[Data entries for graphics]
** start **

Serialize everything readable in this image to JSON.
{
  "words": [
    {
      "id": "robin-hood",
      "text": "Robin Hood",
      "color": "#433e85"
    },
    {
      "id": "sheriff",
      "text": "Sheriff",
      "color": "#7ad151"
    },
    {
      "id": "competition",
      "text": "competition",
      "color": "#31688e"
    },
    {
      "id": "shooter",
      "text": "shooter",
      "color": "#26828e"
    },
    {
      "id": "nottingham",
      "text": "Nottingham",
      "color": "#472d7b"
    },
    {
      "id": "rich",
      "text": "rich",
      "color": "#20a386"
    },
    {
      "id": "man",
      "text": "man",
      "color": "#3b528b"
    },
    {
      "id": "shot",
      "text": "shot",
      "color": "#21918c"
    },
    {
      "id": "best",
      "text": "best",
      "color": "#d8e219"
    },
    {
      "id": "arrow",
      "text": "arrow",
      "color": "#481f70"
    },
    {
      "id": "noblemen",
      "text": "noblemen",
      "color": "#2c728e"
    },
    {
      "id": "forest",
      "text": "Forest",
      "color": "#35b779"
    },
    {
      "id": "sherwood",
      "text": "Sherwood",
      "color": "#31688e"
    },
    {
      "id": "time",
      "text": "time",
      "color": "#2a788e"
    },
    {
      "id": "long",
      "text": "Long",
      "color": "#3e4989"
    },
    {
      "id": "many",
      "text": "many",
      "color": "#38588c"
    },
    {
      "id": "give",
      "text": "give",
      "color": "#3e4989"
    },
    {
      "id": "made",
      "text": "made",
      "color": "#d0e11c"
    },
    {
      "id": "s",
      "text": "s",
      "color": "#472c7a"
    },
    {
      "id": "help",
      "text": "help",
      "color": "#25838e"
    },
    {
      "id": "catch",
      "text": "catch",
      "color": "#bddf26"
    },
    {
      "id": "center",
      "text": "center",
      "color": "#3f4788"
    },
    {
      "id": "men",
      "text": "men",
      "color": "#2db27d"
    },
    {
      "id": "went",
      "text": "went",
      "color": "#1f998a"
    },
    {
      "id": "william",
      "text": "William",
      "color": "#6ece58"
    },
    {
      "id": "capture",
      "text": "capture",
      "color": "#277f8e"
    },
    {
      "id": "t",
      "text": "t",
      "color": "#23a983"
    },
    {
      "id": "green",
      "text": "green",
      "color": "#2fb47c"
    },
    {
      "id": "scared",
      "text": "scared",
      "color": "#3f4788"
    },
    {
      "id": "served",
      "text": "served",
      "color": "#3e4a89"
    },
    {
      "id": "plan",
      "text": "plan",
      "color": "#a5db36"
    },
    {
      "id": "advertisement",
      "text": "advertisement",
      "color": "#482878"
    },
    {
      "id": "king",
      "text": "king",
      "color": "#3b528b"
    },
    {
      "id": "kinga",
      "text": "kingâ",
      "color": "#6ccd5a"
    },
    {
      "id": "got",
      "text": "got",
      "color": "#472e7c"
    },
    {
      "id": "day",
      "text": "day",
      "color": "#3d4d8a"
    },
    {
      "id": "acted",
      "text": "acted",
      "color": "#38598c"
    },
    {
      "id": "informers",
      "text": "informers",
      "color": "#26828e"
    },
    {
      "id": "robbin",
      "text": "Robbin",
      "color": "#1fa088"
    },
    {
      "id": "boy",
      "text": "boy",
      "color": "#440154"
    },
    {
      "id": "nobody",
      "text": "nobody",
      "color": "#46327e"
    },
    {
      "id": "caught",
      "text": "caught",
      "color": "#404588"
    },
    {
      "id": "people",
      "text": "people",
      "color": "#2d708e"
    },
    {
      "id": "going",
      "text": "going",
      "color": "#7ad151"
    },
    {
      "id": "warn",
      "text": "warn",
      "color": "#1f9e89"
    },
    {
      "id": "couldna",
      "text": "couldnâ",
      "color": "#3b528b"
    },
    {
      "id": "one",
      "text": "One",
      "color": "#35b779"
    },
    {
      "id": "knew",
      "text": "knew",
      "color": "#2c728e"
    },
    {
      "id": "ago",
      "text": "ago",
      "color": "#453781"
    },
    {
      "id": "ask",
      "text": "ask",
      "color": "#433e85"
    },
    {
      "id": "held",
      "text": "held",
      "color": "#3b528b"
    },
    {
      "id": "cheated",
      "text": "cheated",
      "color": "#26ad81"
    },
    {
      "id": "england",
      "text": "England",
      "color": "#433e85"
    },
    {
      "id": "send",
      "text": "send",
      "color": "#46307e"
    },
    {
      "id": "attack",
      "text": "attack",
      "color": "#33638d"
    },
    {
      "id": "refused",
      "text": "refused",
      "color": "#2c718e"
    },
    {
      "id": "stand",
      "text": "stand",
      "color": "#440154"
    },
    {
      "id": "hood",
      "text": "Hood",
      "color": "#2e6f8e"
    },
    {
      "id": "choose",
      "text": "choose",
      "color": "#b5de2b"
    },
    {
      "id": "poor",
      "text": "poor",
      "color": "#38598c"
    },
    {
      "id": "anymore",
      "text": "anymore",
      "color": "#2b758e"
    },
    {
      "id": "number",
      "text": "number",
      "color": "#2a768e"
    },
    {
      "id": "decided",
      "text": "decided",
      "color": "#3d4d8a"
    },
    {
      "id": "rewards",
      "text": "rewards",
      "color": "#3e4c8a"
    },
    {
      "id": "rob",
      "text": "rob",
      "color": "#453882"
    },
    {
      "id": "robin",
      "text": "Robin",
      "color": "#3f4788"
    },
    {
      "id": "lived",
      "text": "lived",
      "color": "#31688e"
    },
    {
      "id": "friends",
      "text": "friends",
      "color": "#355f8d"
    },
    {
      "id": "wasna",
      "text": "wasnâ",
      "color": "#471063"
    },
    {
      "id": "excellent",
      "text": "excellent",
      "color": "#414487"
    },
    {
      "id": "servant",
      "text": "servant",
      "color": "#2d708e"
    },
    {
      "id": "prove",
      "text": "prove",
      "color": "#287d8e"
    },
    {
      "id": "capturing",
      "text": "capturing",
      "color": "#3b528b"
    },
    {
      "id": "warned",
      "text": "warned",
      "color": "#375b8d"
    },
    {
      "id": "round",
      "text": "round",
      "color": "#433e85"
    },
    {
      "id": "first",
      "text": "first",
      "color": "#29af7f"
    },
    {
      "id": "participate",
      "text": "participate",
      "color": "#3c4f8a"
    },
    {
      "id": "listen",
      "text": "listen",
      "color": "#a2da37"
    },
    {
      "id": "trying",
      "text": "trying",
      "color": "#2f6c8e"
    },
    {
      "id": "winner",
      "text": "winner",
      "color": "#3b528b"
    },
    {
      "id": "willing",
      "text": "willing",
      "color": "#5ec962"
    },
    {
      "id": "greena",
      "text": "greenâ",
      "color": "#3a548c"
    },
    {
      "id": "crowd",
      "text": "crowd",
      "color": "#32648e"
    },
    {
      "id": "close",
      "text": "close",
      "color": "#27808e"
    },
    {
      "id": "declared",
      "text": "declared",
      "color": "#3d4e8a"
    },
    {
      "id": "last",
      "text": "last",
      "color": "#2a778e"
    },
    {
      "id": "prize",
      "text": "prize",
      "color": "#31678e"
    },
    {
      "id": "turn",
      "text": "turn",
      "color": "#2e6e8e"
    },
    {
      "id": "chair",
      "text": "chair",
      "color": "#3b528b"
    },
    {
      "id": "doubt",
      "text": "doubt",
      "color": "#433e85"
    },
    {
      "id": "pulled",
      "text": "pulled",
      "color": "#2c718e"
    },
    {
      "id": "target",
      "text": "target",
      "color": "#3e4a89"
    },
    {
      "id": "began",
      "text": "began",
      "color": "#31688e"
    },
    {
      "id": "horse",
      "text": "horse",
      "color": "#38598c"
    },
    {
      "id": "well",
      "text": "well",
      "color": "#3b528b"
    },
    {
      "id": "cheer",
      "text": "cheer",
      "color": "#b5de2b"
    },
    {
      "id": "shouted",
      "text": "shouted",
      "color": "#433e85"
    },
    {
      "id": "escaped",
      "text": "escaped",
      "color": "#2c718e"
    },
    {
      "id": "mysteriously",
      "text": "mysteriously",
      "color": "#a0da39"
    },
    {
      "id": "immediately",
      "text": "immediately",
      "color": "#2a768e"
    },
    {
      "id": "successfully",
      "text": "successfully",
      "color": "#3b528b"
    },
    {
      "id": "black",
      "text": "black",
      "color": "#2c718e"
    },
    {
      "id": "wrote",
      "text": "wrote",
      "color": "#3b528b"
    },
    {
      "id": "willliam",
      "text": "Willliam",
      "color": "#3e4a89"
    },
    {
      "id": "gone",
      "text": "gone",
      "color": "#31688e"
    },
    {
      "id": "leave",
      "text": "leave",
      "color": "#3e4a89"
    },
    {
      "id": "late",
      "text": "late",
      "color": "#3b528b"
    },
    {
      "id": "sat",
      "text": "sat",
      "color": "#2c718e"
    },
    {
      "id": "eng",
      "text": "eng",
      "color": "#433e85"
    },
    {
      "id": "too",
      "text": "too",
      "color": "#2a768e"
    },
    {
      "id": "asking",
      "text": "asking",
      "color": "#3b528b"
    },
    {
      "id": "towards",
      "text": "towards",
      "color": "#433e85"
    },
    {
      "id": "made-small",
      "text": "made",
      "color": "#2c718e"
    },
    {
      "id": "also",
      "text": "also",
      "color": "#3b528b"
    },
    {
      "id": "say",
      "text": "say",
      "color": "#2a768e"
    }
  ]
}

** end **

WHAT IS NEEDED ▸
Copy out every line of the listing that contains the string "successfully".

EXPECTED ANSWER ▸
      "id": "successfully",
      "text": "successfully",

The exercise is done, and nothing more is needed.